* Written task *
Check each line of the listing for the word "like" and give only the number of lines that have it.

▽

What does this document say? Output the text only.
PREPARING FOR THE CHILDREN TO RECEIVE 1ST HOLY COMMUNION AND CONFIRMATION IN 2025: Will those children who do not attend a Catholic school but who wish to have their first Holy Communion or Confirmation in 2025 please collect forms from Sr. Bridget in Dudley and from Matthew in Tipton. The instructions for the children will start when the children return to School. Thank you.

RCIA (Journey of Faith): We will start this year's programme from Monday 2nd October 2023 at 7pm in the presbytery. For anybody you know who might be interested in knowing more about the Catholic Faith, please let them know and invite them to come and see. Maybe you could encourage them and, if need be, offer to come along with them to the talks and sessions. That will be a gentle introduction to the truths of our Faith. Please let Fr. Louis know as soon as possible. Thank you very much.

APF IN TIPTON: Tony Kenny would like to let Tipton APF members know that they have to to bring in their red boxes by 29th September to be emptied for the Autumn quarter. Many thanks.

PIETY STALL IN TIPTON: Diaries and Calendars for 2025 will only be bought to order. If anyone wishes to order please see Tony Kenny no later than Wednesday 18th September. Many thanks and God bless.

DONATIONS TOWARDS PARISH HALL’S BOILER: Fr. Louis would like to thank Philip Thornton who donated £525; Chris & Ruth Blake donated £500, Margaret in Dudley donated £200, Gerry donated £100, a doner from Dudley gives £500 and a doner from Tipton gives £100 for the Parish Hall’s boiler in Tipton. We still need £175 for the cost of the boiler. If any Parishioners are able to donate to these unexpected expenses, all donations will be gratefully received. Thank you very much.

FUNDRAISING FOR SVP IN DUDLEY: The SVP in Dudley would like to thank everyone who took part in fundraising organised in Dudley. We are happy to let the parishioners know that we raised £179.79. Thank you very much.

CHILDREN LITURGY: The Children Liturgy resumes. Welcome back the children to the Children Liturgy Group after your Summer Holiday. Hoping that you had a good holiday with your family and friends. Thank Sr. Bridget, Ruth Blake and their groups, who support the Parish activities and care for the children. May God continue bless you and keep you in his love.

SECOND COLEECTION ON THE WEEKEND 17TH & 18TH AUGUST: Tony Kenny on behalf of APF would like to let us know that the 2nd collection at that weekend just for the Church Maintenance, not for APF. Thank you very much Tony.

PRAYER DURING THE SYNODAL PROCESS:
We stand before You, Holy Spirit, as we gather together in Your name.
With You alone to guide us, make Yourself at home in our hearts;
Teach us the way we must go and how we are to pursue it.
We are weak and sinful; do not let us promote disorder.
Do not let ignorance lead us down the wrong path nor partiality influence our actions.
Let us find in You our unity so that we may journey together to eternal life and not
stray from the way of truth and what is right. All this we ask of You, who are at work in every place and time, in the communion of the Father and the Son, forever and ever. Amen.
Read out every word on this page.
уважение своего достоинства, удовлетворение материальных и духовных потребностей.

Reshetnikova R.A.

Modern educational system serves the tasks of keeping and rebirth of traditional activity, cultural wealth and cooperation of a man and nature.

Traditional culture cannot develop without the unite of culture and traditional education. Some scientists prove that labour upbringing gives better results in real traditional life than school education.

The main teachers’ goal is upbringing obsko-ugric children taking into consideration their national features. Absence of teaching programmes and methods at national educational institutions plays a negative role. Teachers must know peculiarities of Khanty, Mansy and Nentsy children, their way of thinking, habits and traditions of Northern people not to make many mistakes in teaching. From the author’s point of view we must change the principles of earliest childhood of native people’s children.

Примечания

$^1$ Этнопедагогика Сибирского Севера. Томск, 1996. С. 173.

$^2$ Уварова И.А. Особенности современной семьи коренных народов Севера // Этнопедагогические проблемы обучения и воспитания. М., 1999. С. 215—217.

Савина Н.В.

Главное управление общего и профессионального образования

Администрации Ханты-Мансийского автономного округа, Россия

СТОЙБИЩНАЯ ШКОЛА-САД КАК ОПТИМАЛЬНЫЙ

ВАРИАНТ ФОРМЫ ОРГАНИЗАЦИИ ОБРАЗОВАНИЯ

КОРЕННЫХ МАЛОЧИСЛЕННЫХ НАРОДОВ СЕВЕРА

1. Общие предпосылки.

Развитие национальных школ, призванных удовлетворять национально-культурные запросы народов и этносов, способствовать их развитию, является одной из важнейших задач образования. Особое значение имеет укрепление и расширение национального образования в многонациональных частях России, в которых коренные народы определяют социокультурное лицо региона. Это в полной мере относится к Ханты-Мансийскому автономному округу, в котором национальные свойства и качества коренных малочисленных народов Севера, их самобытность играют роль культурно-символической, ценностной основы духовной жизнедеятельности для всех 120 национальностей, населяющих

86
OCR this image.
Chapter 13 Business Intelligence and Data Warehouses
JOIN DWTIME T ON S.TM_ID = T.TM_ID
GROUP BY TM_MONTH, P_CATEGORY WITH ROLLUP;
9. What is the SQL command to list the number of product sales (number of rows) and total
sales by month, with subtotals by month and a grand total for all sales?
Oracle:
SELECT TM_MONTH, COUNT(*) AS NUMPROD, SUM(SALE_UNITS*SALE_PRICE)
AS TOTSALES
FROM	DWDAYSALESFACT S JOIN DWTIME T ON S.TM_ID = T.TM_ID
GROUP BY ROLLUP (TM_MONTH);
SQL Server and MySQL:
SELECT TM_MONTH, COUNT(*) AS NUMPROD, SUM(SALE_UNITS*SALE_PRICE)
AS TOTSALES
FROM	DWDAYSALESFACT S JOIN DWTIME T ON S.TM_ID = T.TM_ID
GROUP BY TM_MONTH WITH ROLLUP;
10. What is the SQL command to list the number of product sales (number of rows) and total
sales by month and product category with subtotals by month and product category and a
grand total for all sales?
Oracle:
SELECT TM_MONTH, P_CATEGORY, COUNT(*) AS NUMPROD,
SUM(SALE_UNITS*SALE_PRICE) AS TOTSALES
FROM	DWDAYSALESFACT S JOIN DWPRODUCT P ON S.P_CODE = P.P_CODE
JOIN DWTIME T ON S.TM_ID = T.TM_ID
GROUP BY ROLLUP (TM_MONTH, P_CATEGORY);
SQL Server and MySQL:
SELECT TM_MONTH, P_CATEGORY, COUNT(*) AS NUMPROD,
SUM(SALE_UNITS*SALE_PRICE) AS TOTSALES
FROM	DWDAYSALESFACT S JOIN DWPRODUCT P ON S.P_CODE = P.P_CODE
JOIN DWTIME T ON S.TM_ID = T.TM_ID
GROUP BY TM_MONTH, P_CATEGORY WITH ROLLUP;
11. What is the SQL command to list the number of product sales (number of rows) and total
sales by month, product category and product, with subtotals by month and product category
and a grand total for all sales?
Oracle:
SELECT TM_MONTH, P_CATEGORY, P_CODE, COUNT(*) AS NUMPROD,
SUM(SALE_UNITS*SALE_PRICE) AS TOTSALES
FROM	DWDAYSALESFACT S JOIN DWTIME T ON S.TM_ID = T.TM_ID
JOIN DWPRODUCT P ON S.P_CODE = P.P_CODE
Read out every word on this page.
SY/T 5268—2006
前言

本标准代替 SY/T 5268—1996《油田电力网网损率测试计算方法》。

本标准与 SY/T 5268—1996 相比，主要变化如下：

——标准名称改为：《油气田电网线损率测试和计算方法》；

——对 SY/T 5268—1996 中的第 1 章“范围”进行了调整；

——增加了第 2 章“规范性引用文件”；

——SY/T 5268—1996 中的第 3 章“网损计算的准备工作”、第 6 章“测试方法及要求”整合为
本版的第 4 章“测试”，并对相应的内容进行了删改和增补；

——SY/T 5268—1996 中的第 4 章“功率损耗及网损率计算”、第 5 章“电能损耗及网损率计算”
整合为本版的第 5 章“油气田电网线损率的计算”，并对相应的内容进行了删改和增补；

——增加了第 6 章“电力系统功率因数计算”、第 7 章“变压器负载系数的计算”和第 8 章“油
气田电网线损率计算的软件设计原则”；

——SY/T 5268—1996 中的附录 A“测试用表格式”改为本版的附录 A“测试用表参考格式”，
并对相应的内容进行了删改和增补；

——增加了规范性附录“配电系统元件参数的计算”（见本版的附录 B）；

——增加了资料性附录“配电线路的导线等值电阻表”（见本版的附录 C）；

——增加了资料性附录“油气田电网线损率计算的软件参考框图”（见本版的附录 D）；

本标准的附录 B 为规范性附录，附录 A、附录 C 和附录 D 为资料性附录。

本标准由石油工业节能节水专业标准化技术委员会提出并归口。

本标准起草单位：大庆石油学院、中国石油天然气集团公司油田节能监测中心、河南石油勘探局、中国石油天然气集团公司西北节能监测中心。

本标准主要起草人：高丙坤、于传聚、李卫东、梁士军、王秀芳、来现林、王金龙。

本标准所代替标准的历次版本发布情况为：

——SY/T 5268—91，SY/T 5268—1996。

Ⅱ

△

* Final answer *
4